Can you write out the whole listing exactly?
......
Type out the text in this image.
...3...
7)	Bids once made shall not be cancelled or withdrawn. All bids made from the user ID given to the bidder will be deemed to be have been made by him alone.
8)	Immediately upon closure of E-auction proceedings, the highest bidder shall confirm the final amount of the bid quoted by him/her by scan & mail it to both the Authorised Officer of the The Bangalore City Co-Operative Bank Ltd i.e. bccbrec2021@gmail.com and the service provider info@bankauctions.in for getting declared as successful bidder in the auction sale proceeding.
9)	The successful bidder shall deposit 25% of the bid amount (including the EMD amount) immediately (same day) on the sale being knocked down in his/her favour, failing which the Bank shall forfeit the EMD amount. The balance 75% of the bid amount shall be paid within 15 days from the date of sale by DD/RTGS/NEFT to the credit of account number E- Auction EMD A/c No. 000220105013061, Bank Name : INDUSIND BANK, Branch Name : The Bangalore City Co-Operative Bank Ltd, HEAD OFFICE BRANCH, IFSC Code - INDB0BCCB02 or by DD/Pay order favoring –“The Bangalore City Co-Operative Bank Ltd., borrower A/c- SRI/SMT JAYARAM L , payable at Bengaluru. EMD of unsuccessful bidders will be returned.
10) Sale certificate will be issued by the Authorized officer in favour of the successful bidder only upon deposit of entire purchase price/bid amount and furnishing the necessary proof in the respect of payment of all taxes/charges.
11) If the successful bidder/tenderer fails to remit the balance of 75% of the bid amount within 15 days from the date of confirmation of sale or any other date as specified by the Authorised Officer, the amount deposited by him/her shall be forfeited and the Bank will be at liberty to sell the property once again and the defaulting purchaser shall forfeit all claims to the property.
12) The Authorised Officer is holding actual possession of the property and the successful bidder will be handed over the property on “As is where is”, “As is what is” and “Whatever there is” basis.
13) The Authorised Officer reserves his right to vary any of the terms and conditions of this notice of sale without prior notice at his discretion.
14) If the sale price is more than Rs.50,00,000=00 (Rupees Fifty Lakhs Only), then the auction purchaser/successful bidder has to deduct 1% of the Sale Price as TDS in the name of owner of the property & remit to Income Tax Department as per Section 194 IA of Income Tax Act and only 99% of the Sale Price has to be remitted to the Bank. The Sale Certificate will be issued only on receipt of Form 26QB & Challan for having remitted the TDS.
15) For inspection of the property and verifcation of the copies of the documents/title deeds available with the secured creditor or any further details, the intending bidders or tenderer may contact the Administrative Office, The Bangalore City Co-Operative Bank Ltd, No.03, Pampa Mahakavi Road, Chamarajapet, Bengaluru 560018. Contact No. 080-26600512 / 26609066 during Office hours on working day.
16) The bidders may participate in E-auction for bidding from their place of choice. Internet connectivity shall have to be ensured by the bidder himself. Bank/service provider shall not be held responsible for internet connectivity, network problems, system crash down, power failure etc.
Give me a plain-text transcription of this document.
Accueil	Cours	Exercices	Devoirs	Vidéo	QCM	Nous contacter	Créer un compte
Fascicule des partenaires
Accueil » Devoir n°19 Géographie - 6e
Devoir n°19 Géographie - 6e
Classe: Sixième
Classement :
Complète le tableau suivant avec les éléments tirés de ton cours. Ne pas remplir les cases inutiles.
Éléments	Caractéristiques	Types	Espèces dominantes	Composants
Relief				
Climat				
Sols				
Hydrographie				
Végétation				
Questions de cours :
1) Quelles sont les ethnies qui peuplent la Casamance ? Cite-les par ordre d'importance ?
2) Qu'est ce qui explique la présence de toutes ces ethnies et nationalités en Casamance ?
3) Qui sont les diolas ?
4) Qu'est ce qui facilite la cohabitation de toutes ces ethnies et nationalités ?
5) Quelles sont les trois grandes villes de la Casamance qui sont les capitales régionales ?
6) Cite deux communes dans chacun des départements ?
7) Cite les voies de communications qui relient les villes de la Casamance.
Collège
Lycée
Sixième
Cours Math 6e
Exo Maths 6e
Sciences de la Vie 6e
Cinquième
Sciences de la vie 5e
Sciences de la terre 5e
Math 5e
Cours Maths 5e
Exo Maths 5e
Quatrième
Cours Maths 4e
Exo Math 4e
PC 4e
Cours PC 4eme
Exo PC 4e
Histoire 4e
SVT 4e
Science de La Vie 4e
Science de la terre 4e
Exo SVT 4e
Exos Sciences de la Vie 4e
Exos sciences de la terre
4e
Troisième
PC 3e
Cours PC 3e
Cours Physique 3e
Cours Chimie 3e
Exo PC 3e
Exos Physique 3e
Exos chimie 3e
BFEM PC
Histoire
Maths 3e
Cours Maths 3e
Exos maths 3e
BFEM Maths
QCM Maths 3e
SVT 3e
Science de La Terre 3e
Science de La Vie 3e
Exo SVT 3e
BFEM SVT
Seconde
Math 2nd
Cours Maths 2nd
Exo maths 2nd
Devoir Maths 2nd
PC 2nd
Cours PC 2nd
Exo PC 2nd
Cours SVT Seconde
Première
......
◆ ANSWER TO THIS TASK
Type out the text in this image.
...3...
7)	Bids once made shall not be cancelled or withdrawn. All bids made from the user ID given to the bidder will be deemed to be have been made by him alone.
8)	Immediately upon closure of E-auction proceedings, the highest bidder shall confirm the final amount of the bid quoted by him/her by scan & mail it to both the Authorised Officer of the The Bangalore City Co-Operative Bank Ltd i.e. bccbrec2021@gmail.com and the service provider info@bankauctions.in for getting declared as successful bidder in the auction sale proceeding.
9)	The successful bidder shall deposit 25% of the bid amount (including the EMD amount) immediately (same day) on the sale being knocked down in his/her favour, failing which the Bank shall forfeit the EMD amount. The balance 75% of the bid amount shall be paid within 15 days from the date of sale by DD/RTGS/NEFT to the credit of account number E- Auction EMD A/c No. 000220105013061, Bank Name : INDUSIND BANK, Branch Name : The Bangalore City Co-Operative Bank Ltd, HEAD OFFICE BRANCH, IFSC Code - INDB0BCCB02 or by DD/Pay order favoring –“The Bangalore City Co-Operative Bank Ltd., borrower A/c- SRI/SMT JAYARAM L , payable at Bengaluru. EMD of unsuccessful bidders will be returned.
10) Sale certificate will be issued by the Authorized officer in favour of the successful bidder only upon deposit of entire purchase price/bid amount and furnishing the necessary proof in the respect of payment of all taxes/charges.
11) If the successful bidder/tenderer fails to remit the balance of 75% of the bid amount within 15 days from the date of confirmation of sale or any other date as specified by the Authorised Officer, the amount deposited by him/her shall be forfeited and the Bank will be at liberty to sell the property once again and the defaulting purchaser shall forfeit all claims to the property.
12) The Authorised Officer is holding actual possession of the property and the successful bidder will be handed over the property on “As is where is”, “As is what is” and “Whatever there is” basis.
13) The Authorised Officer reserves his right to vary any of the terms and conditions of this notice of sale without prior notice at his discretion.
14) If the sale price is more than Rs.50,00,000=00 (Rupees Fifty Lakhs Only), then the auction purchaser/successful bidder has to deduct 1% of the Sale Price as TDS in the name of owner of the property & remit to Income Tax Department as per Section 194 IA of Income Tax Act and only 99% of the Sale Price has to be remitted to the Bank. The Sale Certificate will be issued only on receipt of Form 26QB & Challan for having remitted the TDS.
15) For inspection of the property and verifcation of the copies of the documents/title deeds available with the secured creditor or any further details, the intending bidders or tenderer may contact the Administrative Office, The Bangalore City Co-Operative Bank Ltd, No.03, Pampa Mahakavi Road, Chamarajapet, Bengaluru 560018. Contact No. 080-26600512 / 26609066 during Office hours on working day.
16) The bidders may participate in E-auction for bidding from their place of choice. Internet connectivity shall have to be ensured by the bidder himself. Bank/service provider shall not be held responsible for internet connectivity, network problems, system crash down, power failure etc.
Give me a plain-text transcription of this document.
Accueil	Cours	Exercices	Devoirs	Vidéo	QCM	Nous contacter	Créer un compte
Fascicule des partenaires
Accueil » Devoir n°19 Géographie - 6e
Devoir n°19 Géographie - 6e
Classe: Sixième
Classement :
Complète le tableau suivant avec les éléments tirés de ton cours. Ne pas remplir les cases inutiles.
Éléments	Caractéristiques	Types	Espèces dominantes	Composants
Relief				
Climat				
Sols				
Hydrographie				
Végétation				
Questions de cours :
1) Quelles sont les ethnies qui peuplent la Casamance ? Cite-les par ordre d'importance ?
2) Qu'est ce qui explique la présence de toutes ces ethnies et nationalités en Casamance ?
3) Qui sont les diolas ?
4) Qu'est ce qui facilite la cohabitation de toutes ces ethnies et nationalités ?
5) Quelles sont les trois grandes villes de la Casamance qui sont les capitales régionales ?
6) Cite deux communes dans chacun des départements ?
7) Cite les voies de communications qui relient les villes de la Casamance.
Collège
Lycée
Sixième
Cours Math 6e
Exo Maths 6e
Sciences de la Vie 6e
Cinquième
Sciences de la vie 5e
Sciences de la terre 5e
Math 5e
Cours Maths 5e
Exo Maths 5e
Quatrième
Cours Maths 4e
Exo Math 4e
PC 4e
Cours PC 4eme
Exo PC 4e
Histoire 4e
SVT 4e
Science de La Vie 4e
Science de la terre 4e
Exo SVT 4e
Exos Sciences de la Vie 4e
Exos sciences de la terre
4e
Troisième
PC 3e
Cours PC 3e
Cours Physique 3e
Cours Chimie 3e
Exo PC 3e
Exos Physique 3e
Exos chimie 3e
BFEM PC
Histoire
Maths 3e
Cours Maths 3e
Exos maths 3e
BFEM Maths
QCM Maths 3e
SVT 3e
Science de La Terre 3e
Science de La Vie 3e
Exo SVT 3e
BFEM SVT
Seconde
Math 2nd
Cours Maths 2nd
Exo maths 2nd
Devoir Maths 2nd
PC 2nd
Cours PC 2nd
Exo PC 2nd
Cours SVT Seconde
Première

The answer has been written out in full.